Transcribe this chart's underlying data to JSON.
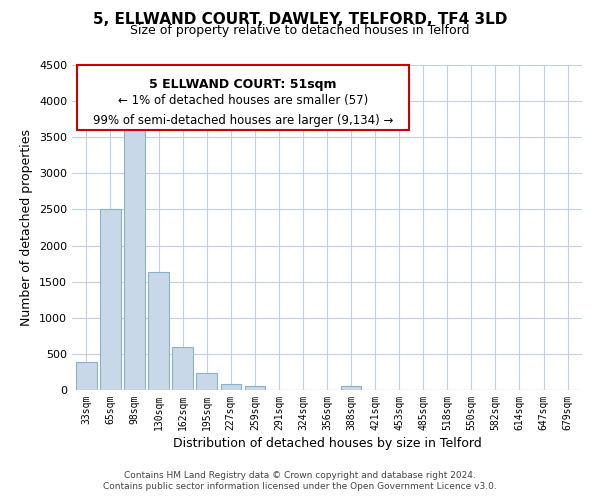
{
  "title": "5, ELLWAND COURT, DAWLEY, TELFORD, TF4 3LD",
  "subtitle": "Size of property relative to detached houses in Telford",
  "xlabel": "Distribution of detached houses by size in Telford",
  "ylabel": "Number of detached properties",
  "bar_labels": [
    "33sqm",
    "65sqm",
    "98sqm",
    "130sqm",
    "162sqm",
    "195sqm",
    "227sqm",
    "259sqm",
    "291sqm",
    "324sqm",
    "356sqm",
    "388sqm",
    "421sqm",
    "453sqm",
    "485sqm",
    "518sqm",
    "550sqm",
    "582sqm",
    "614sqm",
    "647sqm",
    "679sqm"
  ],
  "bar_heights": [
    390,
    2500,
    3720,
    1640,
    600,
    240,
    80,
    50,
    0,
    0,
    0,
    50,
    0,
    0,
    0,
    0,
    0,
    0,
    0,
    0,
    0
  ],
  "bar_color": "#c8d8e8",
  "bar_edge_color": "#8ab0cc",
  "ylim": [
    0,
    4500
  ],
  "yticks": [
    0,
    500,
    1000,
    1500,
    2000,
    2500,
    3000,
    3500,
    4000,
    4500
  ],
  "annotation_title": "5 ELLWAND COURT: 51sqm",
  "annotation_line1": "← 1% of detached houses are smaller (57)",
  "annotation_line2": "99% of semi-detached houses are larger (9,134) →",
  "annotation_box_color": "#ffffff",
  "annotation_box_edge": "#cc0000",
  "footer_line1": "Contains HM Land Registry data © Crown copyright and database right 2024.",
  "footer_line2": "Contains public sector information licensed under the Open Government Licence v3.0.",
  "background_color": "#ffffff",
  "grid_color": "#c0d0e0"
}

** DIRECTIVE **
Return the whole listing, word for word, and leave out every picture.

** COMPLETED TASK **
Transcribe this chart's underlying data to JSON.
{
  "title": "5, ELLWAND COURT, DAWLEY, TELFORD, TF4 3LD",
  "subtitle": "Size of property relative to detached houses in Telford",
  "xlabel": "Distribution of detached houses by size in Telford",
  "ylabel": "Number of detached properties",
  "bar_labels": [
    "33sqm",
    "65sqm",
    "98sqm",
    "130sqm",
    "162sqm",
    "195sqm",
    "227sqm",
    "259sqm",
    "291sqm",
    "324sqm",
    "356sqm",
    "388sqm",
    "421sqm",
    "453sqm",
    "485sqm",
    "518sqm",
    "550sqm",
    "582sqm",
    "614sqm",
    "647sqm",
    "679sqm"
  ],
  "bar_heights": [
    390,
    2500,
    3720,
    1640,
    600,
    240,
    80,
    50,
    0,
    0,
    0,
    50,
    0,
    0,
    0,
    0,
    0,
    0,
    0,
    0,
    0
  ],
  "bar_color": "#c8d8e8",
  "bar_edge_color": "#8ab0cc",
  "ylim": [
    0,
    4500
  ],
  "yticks": [
    0,
    500,
    1000,
    1500,
    2000,
    2500,
    3000,
    3500,
    4000,
    4500
  ],
  "annotation_title": "5 ELLWAND COURT: 51sqm",
  "annotation_line1": "← 1% of detached houses are smaller (57)",
  "annotation_line2": "99% of semi-detached houses are larger (9,134) →",
  "annotation_box_color": "#ffffff",
  "annotation_box_edge": "#cc0000",
  "footer_line1": "Contains HM Land Registry data © Crown copyright and database right 2024.",
  "footer_line2": "Contains public sector information licensed under the Open Government Licence v3.0.",
  "background_color": "#ffffff",
  "grid_color": "#c0d0e0"
}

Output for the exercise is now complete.